Stored entries
- - -

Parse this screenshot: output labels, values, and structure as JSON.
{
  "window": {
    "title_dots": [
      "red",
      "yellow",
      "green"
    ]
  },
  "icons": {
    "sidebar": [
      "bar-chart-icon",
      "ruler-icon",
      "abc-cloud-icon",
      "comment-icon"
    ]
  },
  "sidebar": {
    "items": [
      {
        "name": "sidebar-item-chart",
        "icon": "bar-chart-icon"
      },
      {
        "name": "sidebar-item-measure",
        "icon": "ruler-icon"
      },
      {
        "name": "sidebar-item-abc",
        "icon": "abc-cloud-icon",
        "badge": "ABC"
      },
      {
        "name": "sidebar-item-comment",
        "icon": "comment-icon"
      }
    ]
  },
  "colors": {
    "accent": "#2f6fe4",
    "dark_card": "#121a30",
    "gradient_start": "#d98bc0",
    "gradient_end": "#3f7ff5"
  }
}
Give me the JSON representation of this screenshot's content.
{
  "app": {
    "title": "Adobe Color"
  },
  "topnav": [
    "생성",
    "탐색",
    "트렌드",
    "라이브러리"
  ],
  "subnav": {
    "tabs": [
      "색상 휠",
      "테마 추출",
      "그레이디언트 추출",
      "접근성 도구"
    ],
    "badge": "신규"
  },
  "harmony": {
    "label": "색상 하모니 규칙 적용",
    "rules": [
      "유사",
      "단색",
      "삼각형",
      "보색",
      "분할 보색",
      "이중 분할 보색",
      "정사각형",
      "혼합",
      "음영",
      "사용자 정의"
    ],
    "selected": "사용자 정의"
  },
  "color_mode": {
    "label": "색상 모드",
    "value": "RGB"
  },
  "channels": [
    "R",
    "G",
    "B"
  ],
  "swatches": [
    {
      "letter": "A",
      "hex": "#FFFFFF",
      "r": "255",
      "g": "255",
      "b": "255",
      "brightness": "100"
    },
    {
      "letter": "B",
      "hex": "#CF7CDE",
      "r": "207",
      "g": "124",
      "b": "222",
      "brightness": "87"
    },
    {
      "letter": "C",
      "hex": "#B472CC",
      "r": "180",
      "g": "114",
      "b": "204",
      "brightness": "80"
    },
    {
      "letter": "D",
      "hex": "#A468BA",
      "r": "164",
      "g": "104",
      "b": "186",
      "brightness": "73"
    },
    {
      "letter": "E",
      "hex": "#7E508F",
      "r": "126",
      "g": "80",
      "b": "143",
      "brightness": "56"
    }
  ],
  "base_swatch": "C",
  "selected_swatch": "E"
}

- - -

Please repeat the material above, word for word and in full.

Parse this screenshot: output labels, values, and structure as JSON.
{
  "window": {
    "title_dots": [
      "red",
      "yellow",
      "green"
    ]
  },
  "icons": {
    "sidebar": [
      "bar-chart-icon",
      "ruler-icon",
      "abc-cloud-icon",
      "comment-icon"
    ]
  },
  "sidebar": {
    "items": [
      {
        "name": "sidebar-item-chart",
        "icon": "bar-chart-icon"
      },
      {
        "name": "sidebar-item-measure",
        "icon": "ruler-icon"
      },
      {
        "name": "sidebar-item-abc",
        "icon": "abc-cloud-icon",
        "badge": "ABC"
      },
      {
        "name": "sidebar-item-comment",
        "icon": "comment-icon"
      }
    ]
  },
  "colors": {
    "accent": "#2f6fe4",
    "dark_card": "#121a30",
    "gradient_start": "#d98bc0",
    "gradient_end": "#3f7ff5"
  }
}
Give me the JSON representation of this screenshot's content.
{
  "app": {
    "title": "Adobe Color"
  },
  "topnav": [
    "생성",
    "탐색",
    "트렌드",
    "라이브러리"
  ],
  "subnav": {
    "tabs": [
      "색상 휠",
      "테마 추출",
      "그레이디언트 추출",
      "접근성 도구"
    ],
    "badge": "신규"
  },
  "harmony": {
    "label": "색상 하모니 규칙 적용",
    "rules": [
      "유사",
      "단색",
      "삼각형",
      "보색",
      "분할 보색",
      "이중 분할 보색",
      "정사각형",
      "혼합",
      "음영",
      "사용자 정의"
    ],
    "selected": "사용자 정의"
  },
  "color_mode": {
    "label": "색상 모드",
    "value": "RGB"
  },
  "channels": [
    "R",
    "G",
    "B"
  ],
  "swatches": [
    {
      "letter": "A",
      "hex": "#FFFFFF",
      "r": "255",
      "g": "255",
      "b": "255",
      "brightness": "100"
    },
    {
      "letter": "B",
      "hex": "#CF7CDE",
      "r": "207",
      "g": "124",
      "b": "222",
      "brightness": "87"
    },
    {
      "letter": "C",
      "hex": "#B472CC",
      "r": "180",
      "g": "114",
      "b": "204",
      "brightness": "80"
    },
    {
      "letter": "D",
      "hex": "#A468BA",
      "r": "164",
      "g": "104",
      "b": "186",
      "brightness": "73"
    },
    {
      "letter": "E",
      "hex": "#7E508F",
      "r": "126",
      "g": "80",
      "b": "143",
      "brightness": "56"
    }
  ],
  "base_swatch": "C",
  "selected_swatch": "E"
}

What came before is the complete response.